Stored items:
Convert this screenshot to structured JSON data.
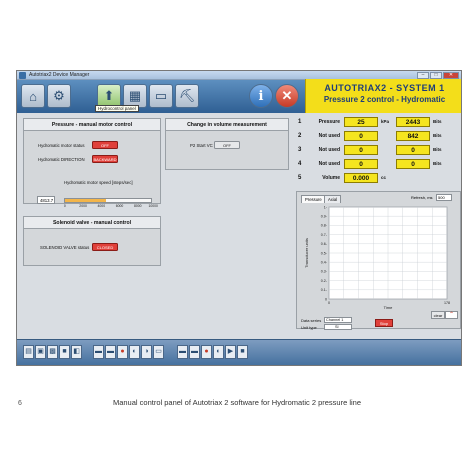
{
  "window": {
    "title": "Autotriax2 Device Manager",
    "controls": [
      "–",
      "□",
      "✕"
    ]
  },
  "toolbar": {
    "buttons": [
      {
        "name": "home-icon",
        "glyph": "⌂"
      },
      {
        "name": "settings-gear-icon",
        "glyph": "⚙"
      },
      {
        "name": "upload-arrow-icon",
        "glyph": "⬆"
      },
      {
        "name": "chart-report-icon",
        "glyph": "▦"
      },
      {
        "name": "computer-icon",
        "glyph": "▭"
      },
      {
        "name": "binoculars-icon",
        "glyph": "⛏"
      },
      {
        "name": "info-icon",
        "glyph": "i"
      },
      {
        "name": "close-cross-icon",
        "glyph": "✕"
      }
    ],
    "tooltip": "Hydrocontrol panel"
  },
  "header": {
    "system": "AUTOTRIAX2 - SYSTEM 1",
    "subtitle": "Pressure 2 control - Hydromatic"
  },
  "motor_panel": {
    "title": "Pressure - manual motor control",
    "status_label": "Hydromatic motor status",
    "status_btn": "OFF",
    "direction_label": "Hydromatic DIRECTION",
    "direction_btn": "BACKWARD",
    "speed_label": "Hydromatic motor speed [steps/sec]",
    "speed_value": "4813.7",
    "speed_fraction": 0.48,
    "ticks": [
      "0",
      "2000",
      "4000",
      "6000",
      "8000",
      "10000"
    ]
  },
  "volume_panel": {
    "title": "Change in volume measurement",
    "label": "P2 Start VC",
    "btn": "OFF"
  },
  "solenoid_panel": {
    "title": "Solenoid valve - manual control",
    "label": "SOLENOID VALVE status",
    "btn": "CLOSED"
  },
  "readouts": [
    {
      "n": "1",
      "name": "Pressure",
      "val1": "25",
      "unit1": "kPa",
      "val2": "2443",
      "unit2": "Bits"
    },
    {
      "n": "2",
      "name": "Not used",
      "val1": "0",
      "unit1": "",
      "val2": "842",
      "unit2": "Bits"
    },
    {
      "n": "3",
      "name": "Not used",
      "val1": "0",
      "unit1": "",
      "val2": "0",
      "unit2": "Bits"
    },
    {
      "n": "4",
      "name": "Not used",
      "val1": "0",
      "unit1": "",
      "val2": "0",
      "unit2": "Bits"
    },
    {
      "n": "5",
      "name": "Volume",
      "val1": "0.000",
      "unit1": "cc",
      "val2": "",
      "unit2": ""
    }
  ],
  "chart_panel": {
    "tabs": [
      "Pressure",
      "Axial"
    ],
    "refresh_label": "Refresh, ms",
    "refresh_value": "500",
    "data_series_label": "Data series",
    "data_series_value": "Channel 1",
    "unit_type_label": "Unit type",
    "unit_type_value": "SI",
    "clear_btn": "clear",
    "stop_btn": "Stop"
  },
  "chart_data": {
    "type": "line",
    "xlabel": "Time",
    "ylabel": "Transducer units",
    "x": [
      0,
      178
    ],
    "ylim": [
      0,
      1
    ],
    "xticks": [
      "0",
      "178"
    ],
    "yticks": [
      "0",
      "0.1-",
      "0.2-",
      "0.3-",
      "0.4-",
      "0.5-",
      "0.6-",
      "0.7-",
      "0.8-",
      "0.9-",
      "1-"
    ],
    "grid": true,
    "series": []
  },
  "footer_groups": [
    {
      "name": "footer-group-1",
      "icons": [
        "▤",
        "▣",
        "▩",
        "■",
        "◧"
      ]
    },
    {
      "name": "footer-group-2",
      "icons": [
        "▬",
        "▬",
        "●",
        "◐",
        "◑",
        "▭"
      ]
    },
    {
      "name": "footer-group-3",
      "icons": [
        "▬",
        "▬",
        "●",
        "◐",
        "▶",
        "■"
      ]
    }
  ],
  "caption": {
    "page_number": "6",
    "text": "Manual control panel of Autotriax 2 software for Hydromatic 2 pressure line"
  }
}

Task description:
Take every line that includes the string "glyph" and copy it.

Reply to the task:
        "glyph": "⌂"
        "glyph": "⚙"
        "glyph": "⬆"
        "glyph": "▦"
        "glyph": "▭"
        "glyph": "⛏"
        "glyph": "i"
        "glyph": "✕"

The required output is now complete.